## BEGIN DATASET ENTRIES

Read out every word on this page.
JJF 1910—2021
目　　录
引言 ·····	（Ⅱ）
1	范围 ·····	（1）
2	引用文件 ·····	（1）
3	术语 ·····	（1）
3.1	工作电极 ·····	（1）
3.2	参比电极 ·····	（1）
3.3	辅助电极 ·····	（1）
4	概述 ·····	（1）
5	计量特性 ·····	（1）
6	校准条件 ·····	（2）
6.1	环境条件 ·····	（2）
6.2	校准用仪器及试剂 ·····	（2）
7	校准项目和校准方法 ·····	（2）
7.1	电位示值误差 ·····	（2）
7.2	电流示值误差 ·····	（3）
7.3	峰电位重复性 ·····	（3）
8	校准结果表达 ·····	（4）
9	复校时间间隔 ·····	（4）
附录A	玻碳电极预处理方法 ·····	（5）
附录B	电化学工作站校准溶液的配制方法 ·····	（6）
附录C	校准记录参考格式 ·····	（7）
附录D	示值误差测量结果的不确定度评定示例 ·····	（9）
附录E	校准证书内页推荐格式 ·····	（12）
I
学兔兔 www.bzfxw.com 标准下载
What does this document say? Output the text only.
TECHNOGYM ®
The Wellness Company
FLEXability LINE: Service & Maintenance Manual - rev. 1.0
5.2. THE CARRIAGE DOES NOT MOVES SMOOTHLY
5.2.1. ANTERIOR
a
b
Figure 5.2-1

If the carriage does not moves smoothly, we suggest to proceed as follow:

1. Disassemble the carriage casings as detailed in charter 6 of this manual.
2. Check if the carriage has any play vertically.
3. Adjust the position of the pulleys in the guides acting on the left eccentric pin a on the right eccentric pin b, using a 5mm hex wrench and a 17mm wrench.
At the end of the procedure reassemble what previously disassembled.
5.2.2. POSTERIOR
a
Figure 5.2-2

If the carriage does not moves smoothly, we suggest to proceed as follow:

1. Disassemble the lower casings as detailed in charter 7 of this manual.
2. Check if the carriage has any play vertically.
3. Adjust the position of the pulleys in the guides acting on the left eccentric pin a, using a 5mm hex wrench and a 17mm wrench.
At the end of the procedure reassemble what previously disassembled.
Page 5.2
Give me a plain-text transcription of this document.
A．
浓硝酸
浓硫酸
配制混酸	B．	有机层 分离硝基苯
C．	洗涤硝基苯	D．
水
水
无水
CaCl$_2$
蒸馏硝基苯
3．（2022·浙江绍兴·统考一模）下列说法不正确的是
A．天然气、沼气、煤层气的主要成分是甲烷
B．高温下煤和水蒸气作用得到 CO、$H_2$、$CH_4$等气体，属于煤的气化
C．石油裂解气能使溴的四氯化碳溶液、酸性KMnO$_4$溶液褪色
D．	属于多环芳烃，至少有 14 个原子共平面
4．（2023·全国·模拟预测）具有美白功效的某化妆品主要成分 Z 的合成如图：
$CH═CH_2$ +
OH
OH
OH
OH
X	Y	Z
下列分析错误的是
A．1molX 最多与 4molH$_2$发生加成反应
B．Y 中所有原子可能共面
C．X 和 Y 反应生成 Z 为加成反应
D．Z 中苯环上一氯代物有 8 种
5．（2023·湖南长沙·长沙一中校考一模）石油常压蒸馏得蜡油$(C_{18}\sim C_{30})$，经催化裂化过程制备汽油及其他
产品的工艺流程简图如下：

## END DATASET ENTRIES

## AIM OF THE TASK
Copy each record from above without leaving any out.

## TASK ANSWER
Read out every word on this page.
JJF 1910—2021
目　　录
引言 ·····	（Ⅱ）
1	范围 ·····	（1）
2	引用文件 ·····	（1）
3	术语 ·····	（1）
3.1	工作电极 ·····	（1）
3.2	参比电极 ·····	（1）
3.3	辅助电极 ·····	（1）
4	概述 ·····	（1）
5	计量特性 ·····	（1）
6	校准条件 ·····	（2）
6.1	环境条件 ·····	（2）
6.2	校准用仪器及试剂 ·····	（2）
7	校准项目和校准方法 ·····	（2）
7.1	电位示值误差 ·····	（2）
7.2	电流示值误差 ·····	（3）
7.3	峰电位重复性 ·····	（3）
8	校准结果表达 ·····	（4）
9	复校时间间隔 ·····	（4）
附录A	玻碳电极预处理方法 ·····	（5）
附录B	电化学工作站校准溶液的配制方法 ·····	（6）
附录C	校准记录参考格式 ·····	（7）
附录D	示值误差测量结果的不确定度评定示例 ·····	（9）
附录E	校准证书内页推荐格式 ·····	（12）
I
学兔兔 www.bzfxw.com 标准下载
What does this document say? Output the text only.
TECHNOGYM ®
The Wellness Company
FLEXability LINE: Service & Maintenance Manual - rev. 1.0
5.2. THE CARRIAGE DOES NOT MOVES SMOOTHLY
5.2.1. ANTERIOR
a
b
Figure 5.2-1

If the carriage does not moves smoothly, we suggest to proceed as follow:

1. Disassemble the carriage casings as detailed in charter 6 of this manual.
2. Check if the carriage has any play vertically.
3. Adjust the position of the pulleys in the guides acting on the left eccentric pin a on the right eccentric pin b, using a 5mm hex wrench and a 17mm wrench.
At the end of the procedure reassemble what previously disassembled.
5.2.2. POSTERIOR
a
Figure 5.2-2

If the carriage does not moves smoothly, we suggest to proceed as follow:

1. Disassemble the lower casings as detailed in charter 7 of this manual.
2. Check if the carriage has any play vertically.
3. Adjust the position of the pulleys in the guides acting on the left eccentric pin a, using a 5mm hex wrench and a 17mm wrench.
At the end of the procedure reassemble what previously disassembled.
Page 5.2
Give me a plain-text transcription of this document.
A．
浓硝酸
浓硫酸
配制混酸	B．	有机层 分离硝基苯
C．	洗涤硝基苯	D．
水
水
无水
CaCl$_2$
蒸馏硝基苯
3．（2022·浙江绍兴·统考一模）下列说法不正确的是
A．天然气、沼气、煤层气的主要成分是甲烷
B．高温下煤和水蒸气作用得到 CO、$H_2$、$CH_4$等气体，属于煤的气化
C．石油裂解气能使溴的四氯化碳溶液、酸性KMnO$_4$溶液褪色
D．	属于多环芳烃，至少有 14 个原子共平面
4．（2023·全国·模拟预测）具有美白功效的某化妆品主要成分 Z 的合成如图：
$CH═CH_2$ +
OH
OH
OH
OH
X	Y	Z
下列分析错误的是
A．1molX 最多与 4molH$_2$发生加成反应
B．Y 中所有原子可能共面
C．X 和 Y 反应生成 Z 为加成反应
D．Z 中苯环上一氯代物有 8 种
5．（2023·湖南长沙·长沙一中校考一模）石油常压蒸馏得蜡油$(C_{18}\sim C_{30})$，经催化裂化过程制备汽油及其他
产品的工艺流程简图如下：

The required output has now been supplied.